==== Record excerpts

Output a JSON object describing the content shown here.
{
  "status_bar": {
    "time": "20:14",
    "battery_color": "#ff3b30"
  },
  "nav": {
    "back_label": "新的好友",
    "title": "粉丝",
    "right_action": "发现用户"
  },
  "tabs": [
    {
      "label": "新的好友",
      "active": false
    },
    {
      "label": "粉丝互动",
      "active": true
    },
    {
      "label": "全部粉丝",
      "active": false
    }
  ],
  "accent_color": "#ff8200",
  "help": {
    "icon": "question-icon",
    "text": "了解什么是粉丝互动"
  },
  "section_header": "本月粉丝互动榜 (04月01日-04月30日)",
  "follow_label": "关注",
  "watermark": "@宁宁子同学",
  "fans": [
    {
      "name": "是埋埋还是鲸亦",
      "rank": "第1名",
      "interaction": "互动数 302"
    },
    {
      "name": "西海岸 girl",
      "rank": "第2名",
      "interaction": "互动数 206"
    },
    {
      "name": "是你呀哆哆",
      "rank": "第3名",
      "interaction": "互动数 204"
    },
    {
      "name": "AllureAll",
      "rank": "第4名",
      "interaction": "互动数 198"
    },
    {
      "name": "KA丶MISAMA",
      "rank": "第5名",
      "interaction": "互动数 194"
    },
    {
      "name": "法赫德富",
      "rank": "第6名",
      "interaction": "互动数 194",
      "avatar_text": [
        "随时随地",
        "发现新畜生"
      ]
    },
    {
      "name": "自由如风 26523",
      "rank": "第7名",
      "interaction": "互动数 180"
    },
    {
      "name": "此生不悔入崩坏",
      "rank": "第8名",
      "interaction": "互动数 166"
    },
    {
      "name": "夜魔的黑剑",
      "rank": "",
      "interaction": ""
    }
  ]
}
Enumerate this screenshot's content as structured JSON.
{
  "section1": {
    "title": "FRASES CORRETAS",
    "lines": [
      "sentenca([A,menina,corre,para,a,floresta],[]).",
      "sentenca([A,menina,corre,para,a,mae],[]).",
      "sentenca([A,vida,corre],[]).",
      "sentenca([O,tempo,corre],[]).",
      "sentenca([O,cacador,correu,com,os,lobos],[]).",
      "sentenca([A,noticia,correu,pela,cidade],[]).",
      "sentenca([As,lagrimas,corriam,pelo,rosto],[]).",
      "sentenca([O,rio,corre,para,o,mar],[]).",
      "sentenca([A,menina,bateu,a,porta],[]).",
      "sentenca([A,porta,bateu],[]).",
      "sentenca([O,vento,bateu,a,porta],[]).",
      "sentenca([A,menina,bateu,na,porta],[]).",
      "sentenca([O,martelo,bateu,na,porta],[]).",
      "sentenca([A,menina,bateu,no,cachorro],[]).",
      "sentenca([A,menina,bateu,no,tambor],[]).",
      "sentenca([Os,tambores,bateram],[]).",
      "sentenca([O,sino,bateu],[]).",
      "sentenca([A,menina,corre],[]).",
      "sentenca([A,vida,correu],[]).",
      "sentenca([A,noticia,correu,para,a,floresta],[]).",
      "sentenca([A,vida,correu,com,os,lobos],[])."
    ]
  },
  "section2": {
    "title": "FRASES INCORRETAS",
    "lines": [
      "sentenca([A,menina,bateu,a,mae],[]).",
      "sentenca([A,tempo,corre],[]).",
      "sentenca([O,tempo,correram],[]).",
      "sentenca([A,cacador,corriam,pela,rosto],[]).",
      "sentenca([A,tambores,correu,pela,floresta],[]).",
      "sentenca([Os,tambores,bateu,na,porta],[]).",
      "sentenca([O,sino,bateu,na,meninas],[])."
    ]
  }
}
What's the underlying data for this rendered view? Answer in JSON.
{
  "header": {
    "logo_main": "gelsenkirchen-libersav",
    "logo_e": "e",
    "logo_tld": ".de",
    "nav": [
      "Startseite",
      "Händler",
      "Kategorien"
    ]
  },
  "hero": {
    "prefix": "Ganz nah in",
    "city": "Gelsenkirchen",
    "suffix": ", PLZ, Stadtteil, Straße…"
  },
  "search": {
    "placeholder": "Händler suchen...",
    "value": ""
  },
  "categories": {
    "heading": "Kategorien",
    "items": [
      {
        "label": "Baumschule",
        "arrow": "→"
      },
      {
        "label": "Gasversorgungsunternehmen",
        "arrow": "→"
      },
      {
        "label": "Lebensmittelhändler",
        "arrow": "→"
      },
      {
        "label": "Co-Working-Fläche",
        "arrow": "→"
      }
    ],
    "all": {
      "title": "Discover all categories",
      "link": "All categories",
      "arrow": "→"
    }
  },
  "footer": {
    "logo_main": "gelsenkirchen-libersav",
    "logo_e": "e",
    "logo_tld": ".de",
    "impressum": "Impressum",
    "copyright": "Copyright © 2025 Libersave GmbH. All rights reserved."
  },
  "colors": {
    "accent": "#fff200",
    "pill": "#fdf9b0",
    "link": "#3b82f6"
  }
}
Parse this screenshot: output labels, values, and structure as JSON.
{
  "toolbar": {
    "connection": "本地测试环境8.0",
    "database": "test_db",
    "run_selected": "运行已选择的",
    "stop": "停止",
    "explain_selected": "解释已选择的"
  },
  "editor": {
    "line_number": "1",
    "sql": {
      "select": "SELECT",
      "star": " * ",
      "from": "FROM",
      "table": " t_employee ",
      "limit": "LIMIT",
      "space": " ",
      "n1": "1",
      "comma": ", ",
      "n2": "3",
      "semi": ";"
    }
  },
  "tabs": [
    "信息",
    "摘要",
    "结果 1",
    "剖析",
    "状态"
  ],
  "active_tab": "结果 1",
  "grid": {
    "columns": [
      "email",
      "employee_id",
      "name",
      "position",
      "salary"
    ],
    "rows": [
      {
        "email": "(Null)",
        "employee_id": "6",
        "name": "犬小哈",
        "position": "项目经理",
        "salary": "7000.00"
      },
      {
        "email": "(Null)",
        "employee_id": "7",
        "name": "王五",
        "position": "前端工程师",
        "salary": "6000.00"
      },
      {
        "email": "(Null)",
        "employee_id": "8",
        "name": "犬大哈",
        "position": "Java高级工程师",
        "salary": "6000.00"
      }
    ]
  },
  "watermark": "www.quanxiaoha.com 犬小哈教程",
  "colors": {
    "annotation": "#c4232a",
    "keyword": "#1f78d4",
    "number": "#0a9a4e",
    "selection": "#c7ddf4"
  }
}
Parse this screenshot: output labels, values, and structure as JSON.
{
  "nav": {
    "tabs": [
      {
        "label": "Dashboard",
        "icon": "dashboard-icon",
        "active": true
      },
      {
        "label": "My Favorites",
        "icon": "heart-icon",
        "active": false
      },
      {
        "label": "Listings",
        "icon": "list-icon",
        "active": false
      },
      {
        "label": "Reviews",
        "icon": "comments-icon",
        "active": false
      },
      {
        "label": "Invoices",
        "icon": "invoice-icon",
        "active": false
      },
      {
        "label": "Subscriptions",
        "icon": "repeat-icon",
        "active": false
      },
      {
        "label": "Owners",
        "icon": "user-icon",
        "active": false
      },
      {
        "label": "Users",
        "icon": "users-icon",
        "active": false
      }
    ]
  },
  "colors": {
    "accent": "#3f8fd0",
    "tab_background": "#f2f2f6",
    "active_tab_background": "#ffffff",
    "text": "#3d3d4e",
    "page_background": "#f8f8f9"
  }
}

========

Direction>
Return all of the entries word for word.

Full response>
Output a JSON object describing the content shown here.
{
  "status_bar": {
    "time": "20:14",
    "battery_color": "#ff3b30"
  },
  "nav": {
    "back_label": "新的好友",
    "title": "粉丝",
    "right_action": "发现用户"
  },
  "tabs": [
    {
      "label": "新的好友",
      "active": false
    },
    {
      "label": "粉丝互动",
      "active": true
    },
    {
      "label": "全部粉丝",
      "active": false
    }
  ],
  "accent_color": "#ff8200",
  "help": {
    "icon": "question-icon",
    "text": "了解什么是粉丝互动"
  },
  "section_header": "本月粉丝互动榜 (04月01日-04月30日)",
  "follow_label": "关注",
  "watermark": "@宁宁子同学",
  "fans": [
    {
      "name": "是埋埋还是鲸亦",
      "rank": "第1名",
      "interaction": "互动数 302"
    },
    {
      "name": "西海岸 girl",
      "rank": "第2名",
      "interaction": "互动数 206"
    },
    {
      "name": "是你呀哆哆",
      "rank": "第3名",
      "interaction": "互动数 204"
    },
    {
      "name": "AllureAll",
      "rank": "第4名",
      "interaction": "互动数 198"
    },
    {
      "name": "KA丶MISAMA",
      "rank": "第5名",
      "interaction": "互动数 194"
    },
    {
      "name": "法赫德富",
      "rank": "第6名",
      "interaction": "互动数 194",
      "avatar_text": [
        "随时随地",
        "发现新畜生"
      ]
    },
    {
      "name": "自由如风 26523",
      "rank": "第7名",
      "interaction": "互动数 180"
    },
    {
      "name": "此生不悔入崩坏",
      "rank": "第8名",
      "interaction": "互动数 166"
    },
    {
      "name": "夜魔的黑剑",
      "rank": "",
      "interaction": ""
    }
  ]
}
Enumerate this screenshot's content as structured JSON.
{
  "section1": {
    "title": "FRASES CORRETAS",
    "lines": [
      "sentenca([A,menina,corre,para,a,floresta],[]).",
      "sentenca([A,menina,corre,para,a,mae],[]).",
      "sentenca([A,vida,corre],[]).",
      "sentenca([O,tempo,corre],[]).",
      "sentenca([O,cacador,correu,com,os,lobos],[]).",
      "sentenca([A,noticia,correu,pela,cidade],[]).",
      "sentenca([As,lagrimas,corriam,pelo,rosto],[]).",
      "sentenca([O,rio,corre,para,o,mar],[]).",
      "sentenca([A,menina,bateu,a,porta],[]).",
      "sentenca([A,porta,bateu],[]).",
      "sentenca([O,vento,bateu,a,porta],[]).",
      "sentenca([A,menina,bateu,na,porta],[]).",
      "sentenca([O,martelo,bateu,na,porta],[]).",
      "sentenca([A,menina,bateu,no,cachorro],[]).",
      "sentenca([A,menina,bateu,no,tambor],[]).",
      "sentenca([Os,tambores,bateram],[]).",
      "sentenca([O,sino,bateu],[]).",
      "sentenca([A,menina,corre],[]).",
      "sentenca([A,vida,correu],[]).",
      "sentenca([A,noticia,correu,para,a,floresta],[]).",
      "sentenca([A,vida,correu,com,os,lobos],[])."
    ]
  },
  "section2": {
    "title": "FRASES INCORRETAS",
    "lines": [
      "sentenca([A,menina,bateu,a,mae],[]).",
      "sentenca([A,tempo,corre],[]).",
      "sentenca([O,tempo,correram],[]).",
      "sentenca([A,cacador,corriam,pela,rosto],[]).",
      "sentenca([A,tambores,correu,pela,floresta],[]).",
      "sentenca([Os,tambores,bateu,na,porta],[]).",
      "sentenca([O,sino,bateu,na,meninas],[])."
    ]
  }
}
What's the underlying data for this rendered view? Answer in JSON.
{
  "header": {
    "logo_main": "gelsenkirchen-libersav",
    "logo_e": "e",
    "logo_tld": ".de",
    "nav": [
      "Startseite",
      "Händler",
      "Kategorien"
    ]
  },
  "hero": {
    "prefix": "Ganz nah in",
    "city": "Gelsenkirchen",
    "suffix": ", PLZ, Stadtteil, Straße…"
  },
  "search": {
    "placeholder": "Händler suchen...",
    "value": ""
  },
  "categories": {
    "heading": "Kategorien",
    "items": [
      {
        "label": "Baumschule",
        "arrow": "→"
      },
      {
        "label": "Gasversorgungsunternehmen",
        "arrow": "→"
      },
      {
        "label": "Lebensmittelhändler",
        "arrow": "→"
      },
      {
        "label": "Co-Working-Fläche",
        "arrow": "→"
      }
    ],
    "all": {
      "title": "Discover all categories",
      "link": "All categories",
      "arrow": "→"
    }
  },
  "footer": {
    "logo_main": "gelsenkirchen-libersav",
    "logo_e": "e",
    "logo_tld": ".de",
    "impressum": "Impressum",
    "copyright": "Copyright © 2025 Libersave GmbH. All rights reserved."
  },
  "colors": {
    "accent": "#fff200",
    "pill": "#fdf9b0",
    "link": "#3b82f6"
  }
}
Parse this screenshot: output labels, values, and structure as JSON.
{
  "toolbar": {
    "connection": "本地测试环境8.0",
    "database": "test_db",
    "run_selected": "运行已选择的",
    "stop": "停止",
    "explain_selected": "解释已选择的"
  },
  "editor": {
    "line_number": "1",
    "sql": {
      "select": "SELECT",
      "star": " * ",
      "from": "FROM",
      "table": " t_employee ",
      "limit": "LIMIT",
      "space": " ",
      "n1": "1",
      "comma": ", ",
      "n2": "3",
      "semi": ";"
    }
  },
  "tabs": [
    "信息",
    "摘要",
    "结果 1",
    "剖析",
    "状态"
  ],
  "active_tab": "结果 1",
  "grid": {
    "columns": [
      "email",
      "employee_id",
      "name",
      "position",
      "salary"
    ],
    "rows": [
      {
        "email": "(Null)",
        "employee_id": "6",
        "name": "犬小哈",
        "position": "项目经理",
        "salary": "7000.00"
      },
      {
        "email": "(Null)",
        "employee_id": "7",
        "name": "王五",
        "position": "前端工程师",
        "salary": "6000.00"
      },
      {
        "email": "(Null)",
        "employee_id": "8",
        "name": "犬大哈",
        "position": "Java高级工程师",
        "salary": "6000.00"
      }
    ]
  },
  "watermark": "www.quanxiaoha.com 犬小哈教程",
  "colors": {
    "annotation": "#c4232a",
    "keyword": "#1f78d4",
    "number": "#0a9a4e",
    "selection": "#c7ddf4"
  }
}
Parse this screenshot: output labels, values, and structure as JSON.
{
  "nav": {
    "tabs": [
      {
        "label": "Dashboard",
        "icon": "dashboard-icon",
        "active": true
      },
      {
        "label": "My Favorites",
        "icon": "heart-icon",
        "active": false
      },
      {
        "label": "Listings",
        "icon": "list-icon",
        "active": false
      },
      {
        "label": "Reviews",
        "icon": "comments-icon",
        "active": false
      },
      {
        "label": "Invoices",
        "icon": "invoice-icon",
        "active": false
      },
      {
        "label": "Subscriptions",
        "icon": "repeat-icon",
        "active": false
      },
      {
        "label": "Owners",
        "icon": "user-icon",
        "active": false
      },
      {
        "label": "Users",
        "icon": "users-icon",
        "active": false
      }
    ]
  },
  "colors": {
    "accent": "#3f8fd0",
    "tab_background": "#f2f2f6",
    "active_tab_background": "#ffffff",
    "text": "#3d3d4e",
    "page_background": "#f8f8f9"
  }
}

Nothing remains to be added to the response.